- _What you should do_: Can you reproduce every item below line for line, with no changes at all?

-- START --

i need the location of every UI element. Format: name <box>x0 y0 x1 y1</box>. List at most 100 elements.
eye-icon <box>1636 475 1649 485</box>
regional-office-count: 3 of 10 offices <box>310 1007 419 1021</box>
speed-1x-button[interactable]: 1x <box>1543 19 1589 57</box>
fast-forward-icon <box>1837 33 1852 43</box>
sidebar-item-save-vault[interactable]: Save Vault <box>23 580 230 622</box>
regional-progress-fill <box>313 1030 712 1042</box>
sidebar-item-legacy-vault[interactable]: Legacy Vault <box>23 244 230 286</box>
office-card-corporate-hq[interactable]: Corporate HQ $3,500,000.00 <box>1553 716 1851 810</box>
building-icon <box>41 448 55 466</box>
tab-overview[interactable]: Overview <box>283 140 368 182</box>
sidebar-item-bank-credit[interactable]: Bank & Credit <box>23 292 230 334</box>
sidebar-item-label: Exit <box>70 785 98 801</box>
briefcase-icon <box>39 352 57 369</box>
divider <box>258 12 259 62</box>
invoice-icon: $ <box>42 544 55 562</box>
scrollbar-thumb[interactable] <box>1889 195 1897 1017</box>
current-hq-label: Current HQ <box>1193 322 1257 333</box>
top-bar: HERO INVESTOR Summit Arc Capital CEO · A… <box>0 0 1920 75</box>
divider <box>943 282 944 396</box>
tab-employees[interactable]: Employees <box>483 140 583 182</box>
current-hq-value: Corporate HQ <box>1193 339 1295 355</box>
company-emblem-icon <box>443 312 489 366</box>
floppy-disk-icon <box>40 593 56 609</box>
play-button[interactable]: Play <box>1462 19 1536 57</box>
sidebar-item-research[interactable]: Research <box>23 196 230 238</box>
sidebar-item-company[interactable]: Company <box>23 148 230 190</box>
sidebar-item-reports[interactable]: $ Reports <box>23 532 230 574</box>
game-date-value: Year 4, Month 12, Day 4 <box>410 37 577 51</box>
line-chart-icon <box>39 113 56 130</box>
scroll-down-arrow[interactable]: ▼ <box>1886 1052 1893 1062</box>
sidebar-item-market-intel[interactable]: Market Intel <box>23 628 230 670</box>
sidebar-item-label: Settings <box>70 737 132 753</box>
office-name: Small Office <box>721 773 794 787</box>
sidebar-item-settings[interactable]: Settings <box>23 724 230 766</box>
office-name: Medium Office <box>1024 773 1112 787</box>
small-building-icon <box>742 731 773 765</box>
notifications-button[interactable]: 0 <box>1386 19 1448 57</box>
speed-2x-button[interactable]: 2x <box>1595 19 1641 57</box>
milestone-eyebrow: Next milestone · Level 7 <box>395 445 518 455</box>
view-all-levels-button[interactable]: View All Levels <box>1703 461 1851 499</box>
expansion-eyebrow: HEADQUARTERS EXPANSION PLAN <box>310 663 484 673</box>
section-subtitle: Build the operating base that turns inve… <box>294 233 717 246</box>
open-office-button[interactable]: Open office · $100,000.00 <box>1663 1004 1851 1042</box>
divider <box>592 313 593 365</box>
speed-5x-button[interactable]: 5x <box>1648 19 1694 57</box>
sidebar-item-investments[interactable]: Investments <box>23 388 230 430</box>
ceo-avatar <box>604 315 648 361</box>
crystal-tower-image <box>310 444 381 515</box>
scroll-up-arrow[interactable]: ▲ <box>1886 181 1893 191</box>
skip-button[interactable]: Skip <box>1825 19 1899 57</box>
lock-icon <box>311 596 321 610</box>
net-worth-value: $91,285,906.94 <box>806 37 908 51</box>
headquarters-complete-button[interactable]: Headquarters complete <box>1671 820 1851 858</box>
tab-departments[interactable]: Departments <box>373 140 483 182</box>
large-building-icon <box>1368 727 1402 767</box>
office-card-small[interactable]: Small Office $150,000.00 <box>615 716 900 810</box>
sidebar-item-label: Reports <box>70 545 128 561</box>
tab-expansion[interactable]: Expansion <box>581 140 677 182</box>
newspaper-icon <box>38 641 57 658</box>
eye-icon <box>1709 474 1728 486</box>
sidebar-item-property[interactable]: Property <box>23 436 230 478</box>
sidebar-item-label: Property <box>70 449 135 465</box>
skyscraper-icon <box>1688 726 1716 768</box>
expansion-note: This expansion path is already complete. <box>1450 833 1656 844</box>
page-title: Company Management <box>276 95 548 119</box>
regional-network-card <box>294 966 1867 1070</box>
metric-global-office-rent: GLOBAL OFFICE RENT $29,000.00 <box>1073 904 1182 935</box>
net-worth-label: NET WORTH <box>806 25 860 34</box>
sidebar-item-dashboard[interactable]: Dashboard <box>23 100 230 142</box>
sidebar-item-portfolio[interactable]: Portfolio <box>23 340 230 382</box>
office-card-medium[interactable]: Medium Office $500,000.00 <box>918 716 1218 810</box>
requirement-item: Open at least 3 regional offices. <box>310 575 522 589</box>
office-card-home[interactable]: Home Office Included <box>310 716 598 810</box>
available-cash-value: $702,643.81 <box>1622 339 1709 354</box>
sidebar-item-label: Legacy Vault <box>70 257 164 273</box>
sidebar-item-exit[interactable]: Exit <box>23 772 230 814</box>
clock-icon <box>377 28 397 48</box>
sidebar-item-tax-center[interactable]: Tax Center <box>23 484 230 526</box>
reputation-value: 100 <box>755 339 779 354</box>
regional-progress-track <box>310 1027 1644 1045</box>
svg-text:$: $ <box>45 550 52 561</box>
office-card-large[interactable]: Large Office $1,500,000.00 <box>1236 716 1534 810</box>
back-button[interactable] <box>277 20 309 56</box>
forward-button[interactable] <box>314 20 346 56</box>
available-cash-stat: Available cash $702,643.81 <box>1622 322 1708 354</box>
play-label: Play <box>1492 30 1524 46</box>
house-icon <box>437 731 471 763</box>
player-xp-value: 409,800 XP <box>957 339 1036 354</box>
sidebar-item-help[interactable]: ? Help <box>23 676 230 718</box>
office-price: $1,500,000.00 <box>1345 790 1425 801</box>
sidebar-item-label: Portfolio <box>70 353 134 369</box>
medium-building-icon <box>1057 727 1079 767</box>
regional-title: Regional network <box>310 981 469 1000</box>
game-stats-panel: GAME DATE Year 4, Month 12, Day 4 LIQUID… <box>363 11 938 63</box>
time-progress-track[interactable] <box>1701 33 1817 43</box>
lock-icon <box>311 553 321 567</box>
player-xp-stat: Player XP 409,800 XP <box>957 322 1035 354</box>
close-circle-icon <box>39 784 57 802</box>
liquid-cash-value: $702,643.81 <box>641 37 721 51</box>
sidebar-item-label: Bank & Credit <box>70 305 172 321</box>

-- END --

- _Written answer_:
i need the location of every UI element. Format: name <box>x0 y0 x1 y1</box>. List at most 100 elements.
eye-icon <box>1636 475 1649 485</box>
regional-office-count: 3 of 10 offices <box>310 1007 419 1021</box>
speed-1x-button[interactable]: 1x <box>1543 19 1589 57</box>
fast-forward-icon <box>1837 33 1852 43</box>
sidebar-item-save-vault[interactable]: Save Vault <box>23 580 230 622</box>
regional-progress-fill <box>313 1030 712 1042</box>
sidebar-item-legacy-vault[interactable]: Legacy Vault <box>23 244 230 286</box>
office-card-corporate-hq[interactable]: Corporate HQ $3,500,000.00 <box>1553 716 1851 810</box>
building-icon <box>41 448 55 466</box>
tab-overview[interactable]: Overview <box>283 140 368 182</box>
sidebar-item-bank-credit[interactable]: Bank & Credit <box>23 292 230 334</box>
sidebar-item-label: Exit <box>70 785 98 801</box>
briefcase-icon <box>39 352 57 369</box>
divider <box>258 12 259 62</box>
invoice-icon: $ <box>42 544 55 562</box>
scrollbar-thumb[interactable] <box>1889 195 1897 1017</box>
current-hq-label: Current HQ <box>1193 322 1257 333</box>
top-bar: HERO INVESTOR Summit Arc Capital CEO · A… <box>0 0 1920 75</box>
divider <box>943 282 944 396</box>
tab-employees[interactable]: Employees <box>483 140 583 182</box>
current-hq-value: Corporate HQ <box>1193 339 1295 355</box>
company-emblem-icon <box>443 312 489 366</box>
floppy-disk-icon <box>40 593 56 609</box>
play-button[interactable]: Play <box>1462 19 1536 57</box>
sidebar-item-research[interactable]: Research <box>23 196 230 238</box>
sidebar-item-company[interactable]: Company <box>23 148 230 190</box>
sidebar-item-reports[interactable]: $ Reports <box>23 532 230 574</box>
game-date-value: Year 4, Month 12, Day 4 <box>410 37 577 51</box>
line-chart-icon <box>39 113 56 130</box>
scroll-down-arrow[interactable]: ▼ <box>1886 1052 1893 1062</box>
sidebar-item-market-intel[interactable]: Market Intel <box>23 628 230 670</box>
sidebar-item-label: Settings <box>70 737 132 753</box>
office-name: Small Office <box>721 773 794 787</box>
sidebar-item-settings[interactable]: Settings <box>23 724 230 766</box>
office-name: Medium Office <box>1024 773 1112 787</box>
small-building-icon <box>742 731 773 765</box>
notifications-button[interactable]: 0 <box>1386 19 1448 57</box>
speed-2x-button[interactable]: 2x <box>1595 19 1641 57</box>
milestone-eyebrow: Next milestone · Level 7 <box>395 445 518 455</box>
view-all-levels-button[interactable]: View All Levels <box>1703 461 1851 499</box>
expansion-eyebrow: HEADQUARTERS EXPANSION PLAN <box>310 663 484 673</box>
section-subtitle: Build the operating base that turns inve… <box>294 233 717 246</box>
open-office-button[interactable]: Open office · $100,000.00 <box>1663 1004 1851 1042</box>
divider <box>592 313 593 365</box>
speed-5x-button[interactable]: 5x <box>1648 19 1694 57</box>
sidebar-item-investments[interactable]: Investments <box>23 388 230 430</box>
ceo-avatar <box>604 315 648 361</box>
crystal-tower-image <box>310 444 381 515</box>
scroll-up-arrow[interactable]: ▲ <box>1886 181 1893 191</box>
skip-button[interactable]: Skip <box>1825 19 1899 57</box>
lock-icon <box>311 596 321 610</box>
net-worth-value: $91,285,906.94 <box>806 37 908 51</box>
headquarters-complete-button[interactable]: Headquarters complete <box>1671 820 1851 858</box>
tab-departments[interactable]: Departments <box>373 140 483 182</box>
large-building-icon <box>1368 727 1402 767</box>
office-card-small[interactable]: Small Office $150,000.00 <box>615 716 900 810</box>
sidebar-item-label: Reports <box>70 545 128 561</box>
tab-expansion[interactable]: Expansion <box>581 140 677 182</box>
newspaper-icon <box>38 641 57 658</box>
eye-icon <box>1709 474 1728 486</box>
sidebar-item-property[interactable]: Property <box>23 436 230 478</box>
sidebar-item-label: Property <box>70 449 135 465</box>
skyscraper-icon <box>1688 726 1716 768</box>
expansion-note: This expansion path is already complete. <box>1450 833 1656 844</box>
page-title: Company Management <box>276 95 548 119</box>
regional-network-card <box>294 966 1867 1070</box>
metric-global-office-rent: GLOBAL OFFICE RENT $29,000.00 <box>1073 904 1182 935</box>
net-worth-label: NET WORTH <box>806 25 860 34</box>
sidebar-item-dashboard[interactable]: Dashboard <box>23 100 230 142</box>
sidebar-item-portfolio[interactable]: Portfolio <box>23 340 230 382</box>
office-card-medium[interactable]: Medium Office $500,000.00 <box>918 716 1218 810</box>
requirement-item: Open at least 3 regional offices. <box>310 575 522 589</box>
office-card-home[interactable]: Home Office Included <box>310 716 598 810</box>
available-cash-value: $702,643.81 <box>1622 339 1709 354</box>
sidebar-item-label: Legacy Vault <box>70 257 164 273</box>
sidebar-item-exit[interactable]: Exit <box>23 772 230 814</box>
clock-icon <box>377 28 397 48</box>
sidebar-item-tax-center[interactable]: Tax Center <box>23 484 230 526</box>
reputation-value: 100 <box>755 339 779 354</box>
regional-progress-track <box>310 1027 1644 1045</box>
svg-text:$: $ <box>45 550 52 561</box>
office-card-large[interactable]: Large Office $1,500,000.00 <box>1236 716 1534 810</box>
back-button[interactable] <box>277 20 309 56</box>
forward-button[interactable] <box>314 20 346 56</box>
available-cash-stat: Available cash $702,643.81 <box>1622 322 1708 354</box>
play-label: Play <box>1492 30 1524 46</box>
house-icon <box>437 731 471 763</box>
player-xp-value: 409,800 XP <box>957 339 1036 354</box>
sidebar-item-help[interactable]: ? Help <box>23 676 230 718</box>
office-price: $1,500,000.00 <box>1345 790 1425 801</box>
sidebar-item-label: Portfolio <box>70 353 134 369</box>
medium-building-icon <box>1057 727 1079 767</box>
regional-title: Regional network <box>310 981 469 1000</box>
game-stats-panel: GAME DATE Year 4, Month 12, Day 4 LIQUID… <box>363 11 938 63</box>
time-progress-track[interactable] <box>1701 33 1817 43</box>
lock-icon <box>311 553 321 567</box>
player-xp-stat: Player XP 409,800 XP <box>957 322 1035 354</box>
close-circle-icon <box>39 784 57 802</box>
liquid-cash-value: $702,643.81 <box>641 37 721 51</box>
sidebar-item-label: Bank & Credit <box>70 305 172 321</box>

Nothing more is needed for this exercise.